Set problem: What follows is a set of entries. Repeat them exactly, but not their pictures.

Provided records:
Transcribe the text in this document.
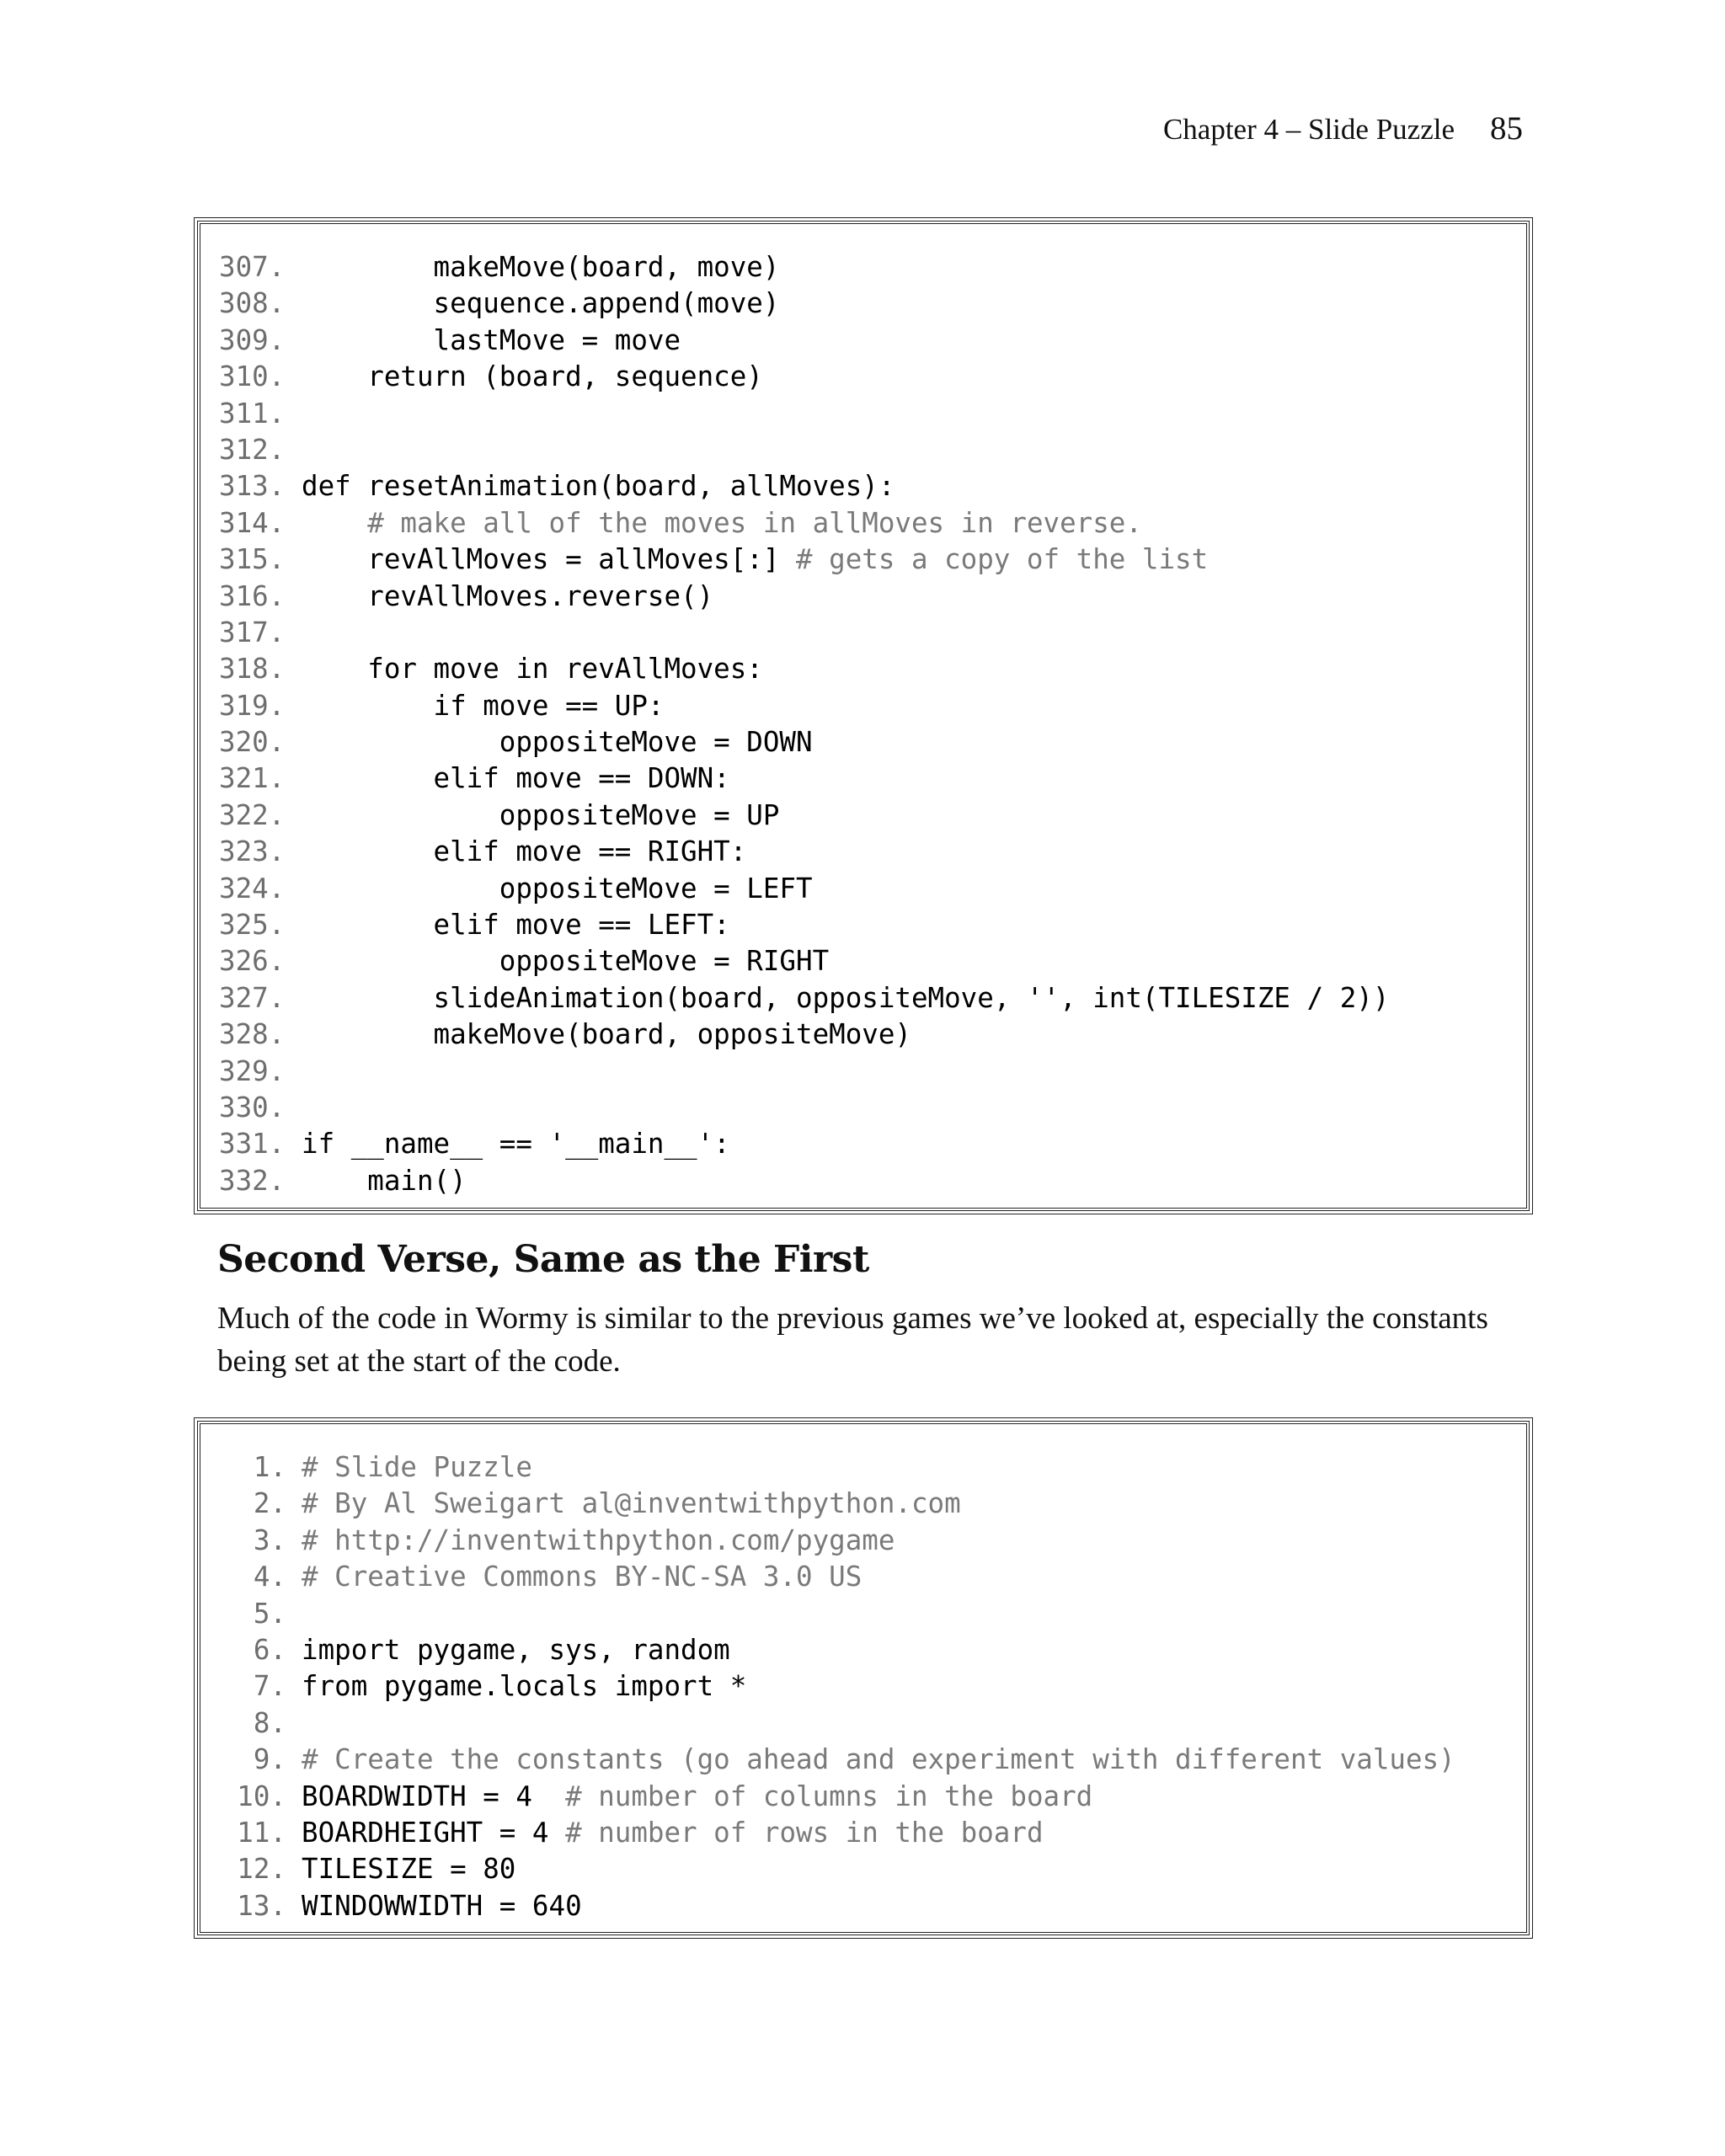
Chapter 4 – Slide Puzzle 85
307. makeMove(board, move)
308. sequence.append(move)
309. lastMove = move
310. return (board, sequence)
311.
312.
313. def resetAnimation(board, allMoves):
314.	# make all of the moves in allMoves in reverse.
315. revAllMoves = allMoves[:] # gets a copy of the list
316. revAllMoves.reverse()
317.
318. for move in revAllMoves:
319. if move == UP:
320. oppositeMove = DOWN
321. elif move == DOWN:
322. oppositeMove = UP
323. elif move == RIGHT:
324. oppositeMove = LEFT
325. elif move == LEFT:
326. oppositeMove = RIGHT
327. slideAnimation(board, oppositeMove, '', int(TILESIZE / 2))
328. makeMove(board, oppositeMove)
329.
330.
331. if __name__ == '__main__':
332. main()
Second Verse, Same as the First

Much of the code in Wormy is similar to the previous games we’ve looked at, especially the constants being set at the start of the code.

1. # Slide Puzzle
2. # By Al Sweigart al@inventwithpython.com
3. # http://inventwithpython.com/pygame
4. # Creative Commons BY-NC-SA 3.0 US
5.
6. import pygame, sys, random
7. from pygame.locals import *
8.
9. # Create the constants (go ahead and experiment with different values)
10. BOARDWIDTH = 4  # number of columns in the board
11. BOARDHEIGHT = 4 # number of rows in the board
12. TILESIZE = 80
13. WINDOWWIDTH = 640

Response for this exercise:
Transcribe the text in this document.
Chapter 4 – Slide Puzzle 85
307. makeMove(board, move)
308. sequence.append(move)
309. lastMove = move
310. return (board, sequence)
311.
312.
313. def resetAnimation(board, allMoves):
314.	# make all of the moves in allMoves in reverse.
315. revAllMoves = allMoves[:] # gets a copy of the list
316. revAllMoves.reverse()
317.
318. for move in revAllMoves:
319. if move == UP:
320. oppositeMove = DOWN
321. elif move == DOWN:
322. oppositeMove = UP
323. elif move == RIGHT:
324. oppositeMove = LEFT
325. elif move == LEFT:
326. oppositeMove = RIGHT
327. slideAnimation(board, oppositeMove, '', int(TILESIZE / 2))
328. makeMove(board, oppositeMove)
329.
330.
331. if __name__ == '__main__':
332. main()
Second Verse, Same as the First

Much of the code in Wormy is similar to the previous games we’ve looked at, especially the constants being set at the start of the code.

1. # Slide Puzzle
2. # By Al Sweigart al@inventwithpython.com
3. # http://inventwithpython.com/pygame
4. # Creative Commons BY-NC-SA 3.0 US
5.
6. import pygame, sys, random
7. from pygame.locals import *
8.
9. # Create the constants (go ahead and experiment with different values)
10. BOARDWIDTH = 4  # number of columns in the board
11. BOARDHEIGHT = 4 # number of rows in the board
12. TILESIZE = 80
13. WINDOWWIDTH = 640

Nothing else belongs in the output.